» Records provided

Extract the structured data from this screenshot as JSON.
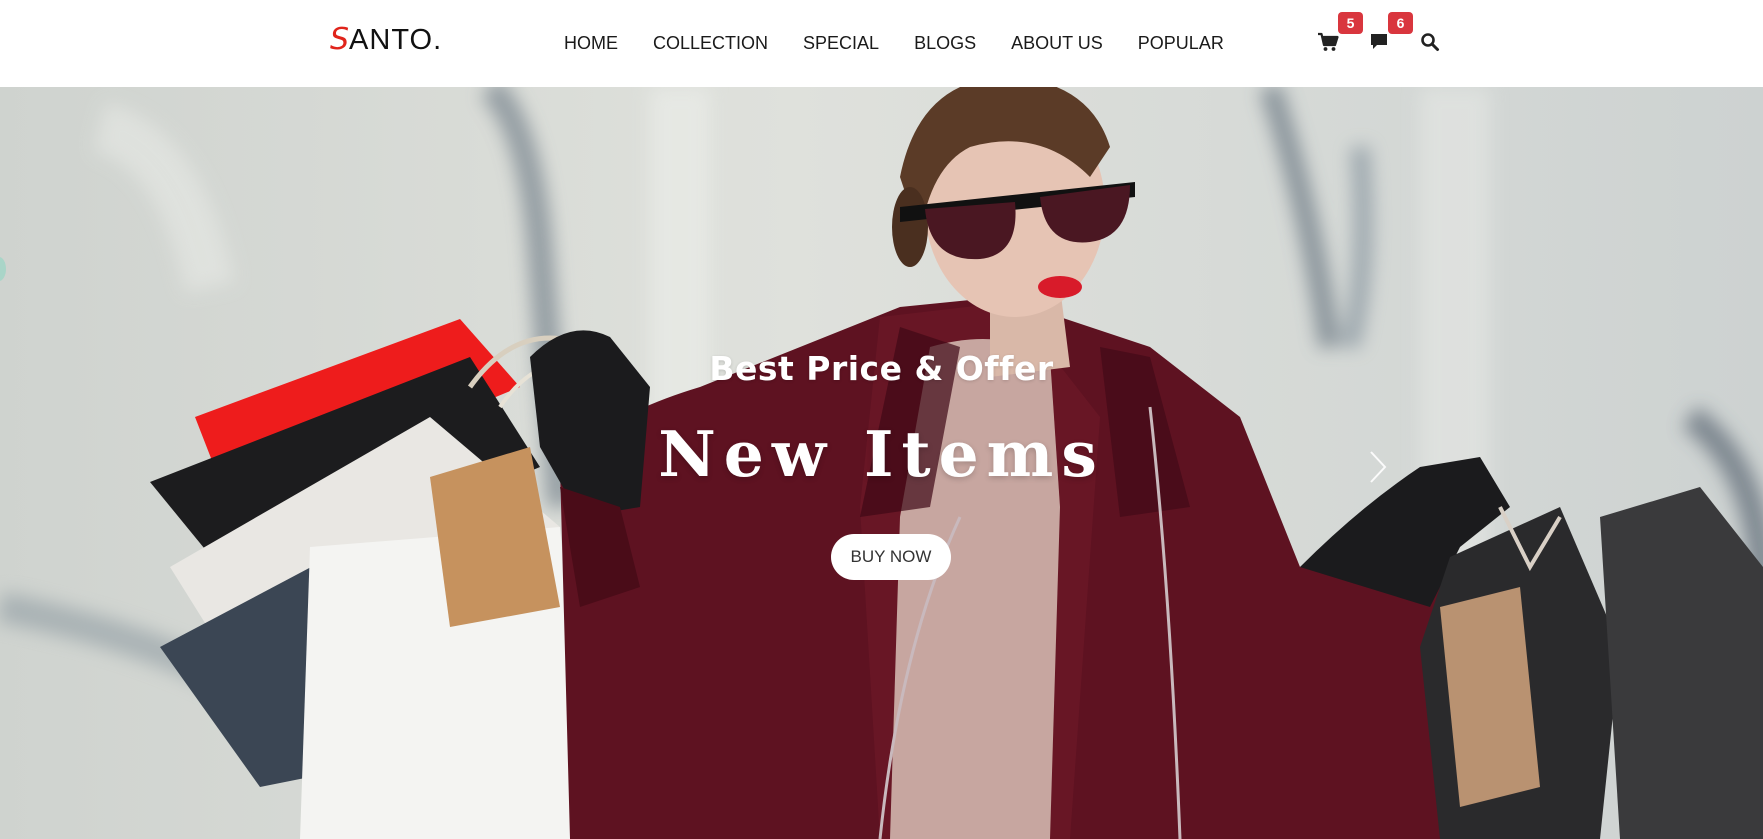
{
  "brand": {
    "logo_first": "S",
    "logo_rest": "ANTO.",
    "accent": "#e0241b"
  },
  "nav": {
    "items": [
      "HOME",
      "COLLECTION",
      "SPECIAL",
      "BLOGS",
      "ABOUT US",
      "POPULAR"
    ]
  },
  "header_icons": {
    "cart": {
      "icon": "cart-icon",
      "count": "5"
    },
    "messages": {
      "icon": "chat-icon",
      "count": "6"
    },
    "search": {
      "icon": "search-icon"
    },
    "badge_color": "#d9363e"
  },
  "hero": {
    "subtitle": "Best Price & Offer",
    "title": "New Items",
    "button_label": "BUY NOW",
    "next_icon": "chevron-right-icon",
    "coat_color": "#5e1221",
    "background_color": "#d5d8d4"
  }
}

...

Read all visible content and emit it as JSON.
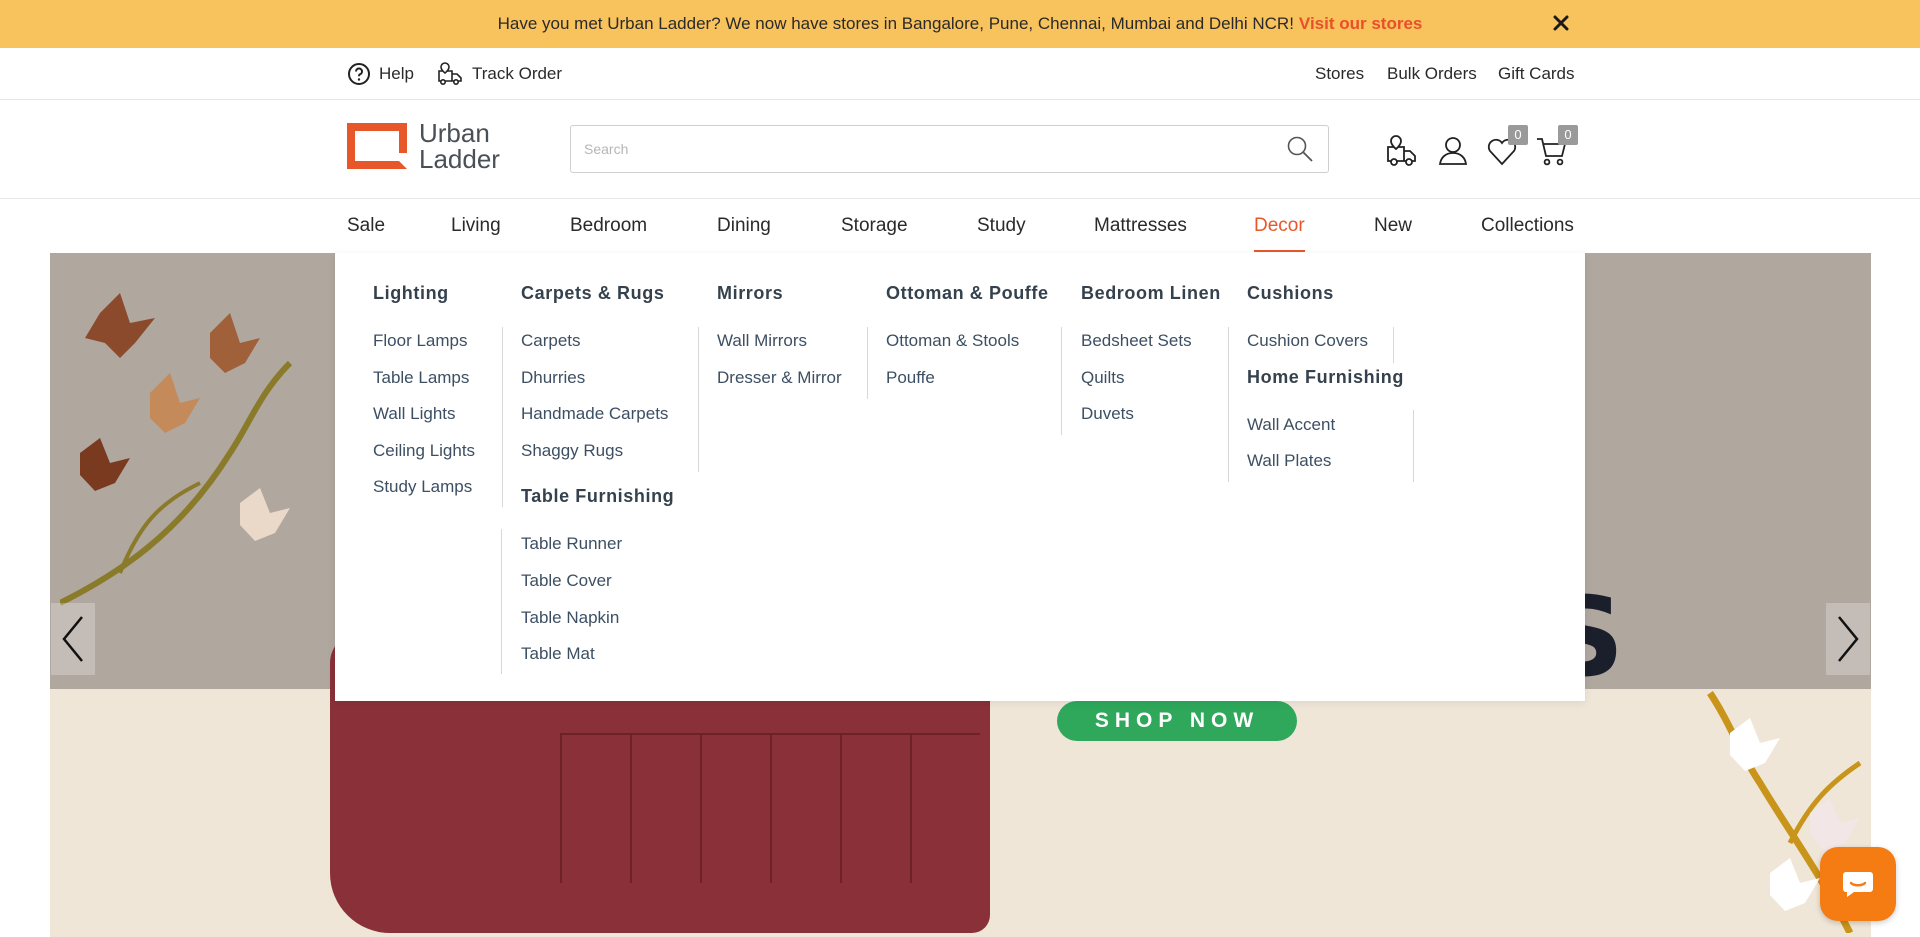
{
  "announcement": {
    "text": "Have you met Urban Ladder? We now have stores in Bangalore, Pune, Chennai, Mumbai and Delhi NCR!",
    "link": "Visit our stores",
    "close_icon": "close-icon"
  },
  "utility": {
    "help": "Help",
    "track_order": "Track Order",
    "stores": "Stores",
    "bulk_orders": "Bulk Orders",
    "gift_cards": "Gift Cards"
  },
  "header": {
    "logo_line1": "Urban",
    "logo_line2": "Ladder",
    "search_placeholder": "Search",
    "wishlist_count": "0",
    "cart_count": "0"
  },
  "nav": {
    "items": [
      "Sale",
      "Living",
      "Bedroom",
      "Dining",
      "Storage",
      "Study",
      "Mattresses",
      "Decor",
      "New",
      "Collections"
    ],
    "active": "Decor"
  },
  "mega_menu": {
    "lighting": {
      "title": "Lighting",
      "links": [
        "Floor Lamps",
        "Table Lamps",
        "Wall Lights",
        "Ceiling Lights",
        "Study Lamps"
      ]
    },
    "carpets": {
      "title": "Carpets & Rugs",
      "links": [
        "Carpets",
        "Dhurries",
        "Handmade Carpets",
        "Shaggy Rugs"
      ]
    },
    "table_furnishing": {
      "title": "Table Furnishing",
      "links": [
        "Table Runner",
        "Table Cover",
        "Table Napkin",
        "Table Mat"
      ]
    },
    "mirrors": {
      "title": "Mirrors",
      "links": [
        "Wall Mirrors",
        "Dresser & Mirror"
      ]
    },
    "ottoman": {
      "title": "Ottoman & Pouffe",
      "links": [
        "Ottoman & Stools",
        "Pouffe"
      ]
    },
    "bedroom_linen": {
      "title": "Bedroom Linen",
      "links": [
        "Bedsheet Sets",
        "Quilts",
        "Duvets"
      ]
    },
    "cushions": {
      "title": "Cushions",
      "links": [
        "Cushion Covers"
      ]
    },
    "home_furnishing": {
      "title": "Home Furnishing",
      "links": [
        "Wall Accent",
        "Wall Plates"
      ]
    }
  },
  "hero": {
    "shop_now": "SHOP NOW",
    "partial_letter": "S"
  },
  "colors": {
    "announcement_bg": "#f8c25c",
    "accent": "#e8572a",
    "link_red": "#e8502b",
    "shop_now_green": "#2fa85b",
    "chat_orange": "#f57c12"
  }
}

» Problem details
What is the number of lines in the records above that include the word "Urban"? Reply with that number and nothing more.

» Right answer
2